## What the task requires
In the entries below, how many lines hold the string "Công"? Give only the number.

## Data provided

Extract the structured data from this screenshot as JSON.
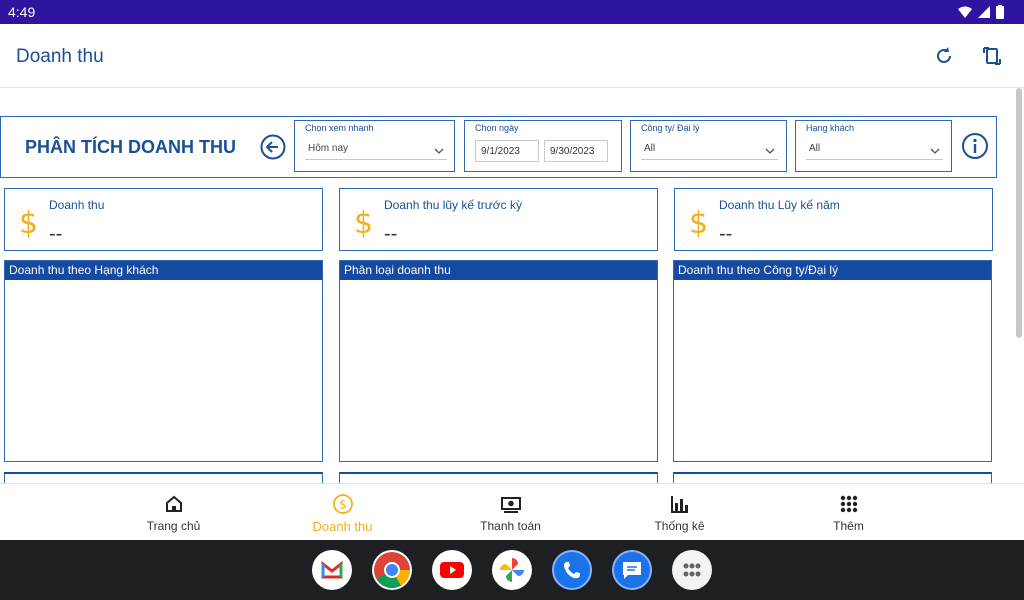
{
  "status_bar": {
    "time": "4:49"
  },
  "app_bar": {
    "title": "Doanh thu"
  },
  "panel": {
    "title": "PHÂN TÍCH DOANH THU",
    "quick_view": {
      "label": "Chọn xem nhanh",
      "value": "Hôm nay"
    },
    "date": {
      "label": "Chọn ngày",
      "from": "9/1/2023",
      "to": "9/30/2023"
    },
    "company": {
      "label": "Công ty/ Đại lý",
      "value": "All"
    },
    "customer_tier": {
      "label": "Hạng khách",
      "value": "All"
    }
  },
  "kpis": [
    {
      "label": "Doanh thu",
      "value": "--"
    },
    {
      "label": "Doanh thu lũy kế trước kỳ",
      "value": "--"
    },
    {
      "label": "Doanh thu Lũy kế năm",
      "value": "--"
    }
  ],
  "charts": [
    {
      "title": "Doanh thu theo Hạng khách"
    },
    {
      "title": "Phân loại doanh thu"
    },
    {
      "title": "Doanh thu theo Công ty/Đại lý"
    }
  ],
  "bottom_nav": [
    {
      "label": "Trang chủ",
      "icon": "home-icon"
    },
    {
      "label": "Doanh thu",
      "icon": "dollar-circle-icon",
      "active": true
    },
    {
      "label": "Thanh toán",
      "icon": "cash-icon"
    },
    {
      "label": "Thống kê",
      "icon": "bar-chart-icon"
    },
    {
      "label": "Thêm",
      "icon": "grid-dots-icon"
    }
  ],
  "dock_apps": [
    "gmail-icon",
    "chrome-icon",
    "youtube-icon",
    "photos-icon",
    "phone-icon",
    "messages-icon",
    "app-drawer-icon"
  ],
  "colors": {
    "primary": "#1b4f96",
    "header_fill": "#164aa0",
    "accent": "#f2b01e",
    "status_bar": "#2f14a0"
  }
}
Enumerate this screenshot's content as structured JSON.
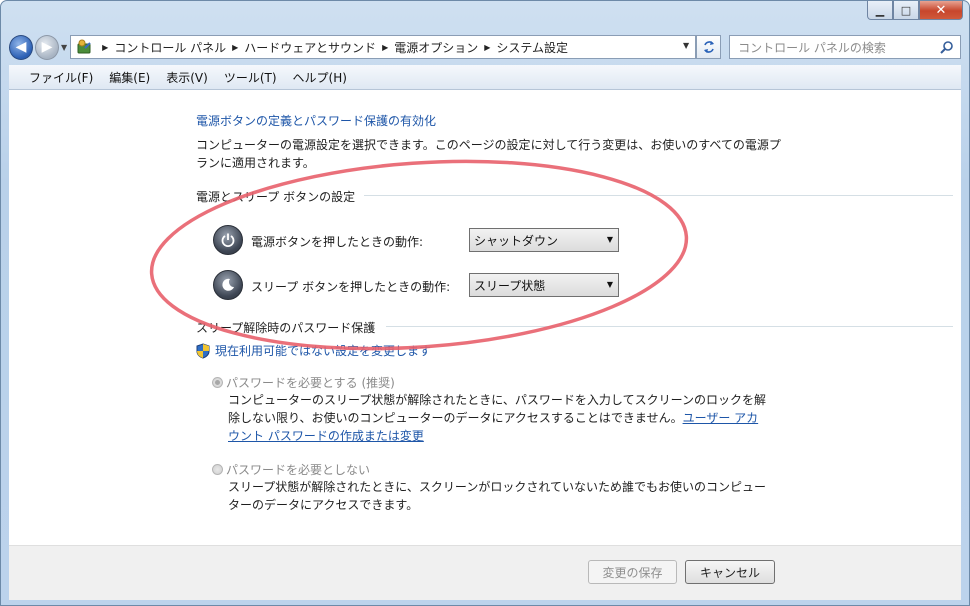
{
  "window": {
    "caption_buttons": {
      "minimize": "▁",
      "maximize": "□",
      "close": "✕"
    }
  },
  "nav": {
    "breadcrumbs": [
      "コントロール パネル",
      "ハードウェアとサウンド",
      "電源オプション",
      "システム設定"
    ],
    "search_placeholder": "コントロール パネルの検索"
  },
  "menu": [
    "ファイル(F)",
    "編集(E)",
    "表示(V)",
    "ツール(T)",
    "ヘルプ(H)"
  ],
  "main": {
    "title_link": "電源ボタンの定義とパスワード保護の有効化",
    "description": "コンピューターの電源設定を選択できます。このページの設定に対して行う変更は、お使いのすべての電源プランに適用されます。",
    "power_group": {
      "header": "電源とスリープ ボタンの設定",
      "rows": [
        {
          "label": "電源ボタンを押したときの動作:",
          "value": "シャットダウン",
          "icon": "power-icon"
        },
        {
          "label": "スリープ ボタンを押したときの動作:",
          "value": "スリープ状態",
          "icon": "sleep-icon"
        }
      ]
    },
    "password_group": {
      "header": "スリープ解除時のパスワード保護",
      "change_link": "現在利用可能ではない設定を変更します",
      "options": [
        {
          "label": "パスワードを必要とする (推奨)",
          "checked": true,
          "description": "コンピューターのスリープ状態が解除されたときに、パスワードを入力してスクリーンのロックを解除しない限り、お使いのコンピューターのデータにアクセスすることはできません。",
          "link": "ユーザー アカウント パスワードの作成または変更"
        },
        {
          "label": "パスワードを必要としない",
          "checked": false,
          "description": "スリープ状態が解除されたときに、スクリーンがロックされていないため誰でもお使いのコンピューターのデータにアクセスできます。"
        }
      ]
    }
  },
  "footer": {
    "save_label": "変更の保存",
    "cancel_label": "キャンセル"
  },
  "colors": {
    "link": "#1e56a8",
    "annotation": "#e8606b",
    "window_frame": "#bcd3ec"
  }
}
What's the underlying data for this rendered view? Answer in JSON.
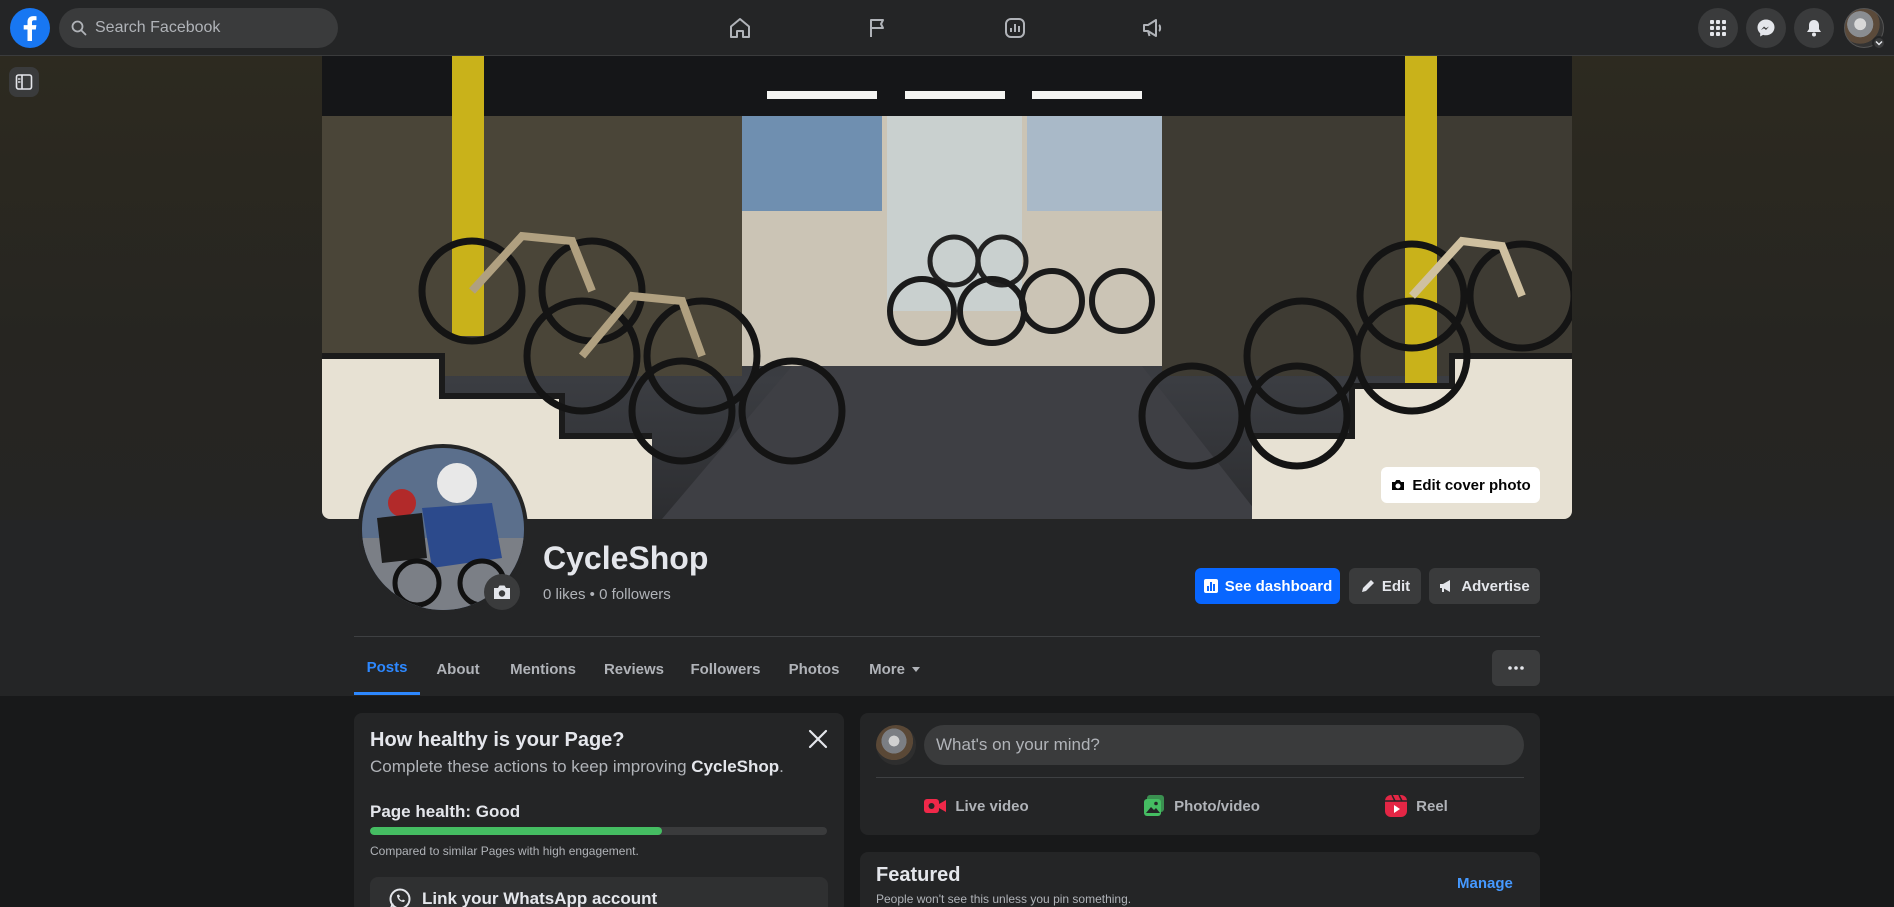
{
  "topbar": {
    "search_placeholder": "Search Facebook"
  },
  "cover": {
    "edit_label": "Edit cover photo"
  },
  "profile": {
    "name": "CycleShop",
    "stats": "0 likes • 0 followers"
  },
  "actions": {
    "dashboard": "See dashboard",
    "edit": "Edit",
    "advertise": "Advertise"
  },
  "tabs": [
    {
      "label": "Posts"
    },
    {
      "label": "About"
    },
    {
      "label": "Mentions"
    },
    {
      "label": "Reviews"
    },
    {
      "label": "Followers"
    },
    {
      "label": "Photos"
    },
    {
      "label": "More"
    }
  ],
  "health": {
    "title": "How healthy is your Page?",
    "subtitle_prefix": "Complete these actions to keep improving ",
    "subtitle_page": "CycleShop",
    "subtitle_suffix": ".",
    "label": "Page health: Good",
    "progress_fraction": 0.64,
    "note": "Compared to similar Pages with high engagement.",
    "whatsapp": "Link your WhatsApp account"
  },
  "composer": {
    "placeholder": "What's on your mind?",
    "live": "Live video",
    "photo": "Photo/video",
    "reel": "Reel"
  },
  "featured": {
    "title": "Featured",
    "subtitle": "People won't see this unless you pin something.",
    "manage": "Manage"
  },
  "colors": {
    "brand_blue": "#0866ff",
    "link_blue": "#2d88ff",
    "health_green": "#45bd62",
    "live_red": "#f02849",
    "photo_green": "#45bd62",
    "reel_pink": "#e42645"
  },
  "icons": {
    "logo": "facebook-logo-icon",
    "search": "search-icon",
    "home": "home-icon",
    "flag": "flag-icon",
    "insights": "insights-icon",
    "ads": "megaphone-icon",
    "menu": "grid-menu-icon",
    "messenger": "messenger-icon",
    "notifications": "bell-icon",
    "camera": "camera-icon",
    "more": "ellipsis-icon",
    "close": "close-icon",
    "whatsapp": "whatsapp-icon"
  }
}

---

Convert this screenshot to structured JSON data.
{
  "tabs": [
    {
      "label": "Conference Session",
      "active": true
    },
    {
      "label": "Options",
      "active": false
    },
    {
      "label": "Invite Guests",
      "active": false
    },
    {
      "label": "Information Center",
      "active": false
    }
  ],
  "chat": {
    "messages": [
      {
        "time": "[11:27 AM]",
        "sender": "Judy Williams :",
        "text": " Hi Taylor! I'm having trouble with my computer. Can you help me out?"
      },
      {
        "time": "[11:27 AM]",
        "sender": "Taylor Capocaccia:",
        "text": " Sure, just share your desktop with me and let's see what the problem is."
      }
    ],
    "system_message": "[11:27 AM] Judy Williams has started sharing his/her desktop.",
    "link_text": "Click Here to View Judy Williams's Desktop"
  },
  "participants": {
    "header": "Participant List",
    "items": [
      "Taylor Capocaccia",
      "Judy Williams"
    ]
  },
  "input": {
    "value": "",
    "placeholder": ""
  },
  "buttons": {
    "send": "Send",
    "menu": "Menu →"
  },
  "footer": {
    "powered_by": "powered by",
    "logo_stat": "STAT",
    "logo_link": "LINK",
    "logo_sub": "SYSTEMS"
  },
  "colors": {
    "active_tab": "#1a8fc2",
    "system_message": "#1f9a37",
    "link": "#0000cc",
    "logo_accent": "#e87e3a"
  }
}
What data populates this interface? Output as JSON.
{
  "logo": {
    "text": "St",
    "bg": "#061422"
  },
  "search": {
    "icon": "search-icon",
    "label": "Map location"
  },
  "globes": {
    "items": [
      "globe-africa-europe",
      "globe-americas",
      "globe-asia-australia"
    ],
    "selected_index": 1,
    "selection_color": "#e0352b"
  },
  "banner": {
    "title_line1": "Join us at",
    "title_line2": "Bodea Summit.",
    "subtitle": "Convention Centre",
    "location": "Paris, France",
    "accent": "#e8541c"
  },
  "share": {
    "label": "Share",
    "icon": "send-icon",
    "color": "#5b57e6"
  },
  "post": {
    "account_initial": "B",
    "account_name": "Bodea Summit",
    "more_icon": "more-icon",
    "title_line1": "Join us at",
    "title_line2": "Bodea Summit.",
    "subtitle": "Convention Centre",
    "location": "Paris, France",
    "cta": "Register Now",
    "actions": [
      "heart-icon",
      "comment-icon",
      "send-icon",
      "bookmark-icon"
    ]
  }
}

## Task output
2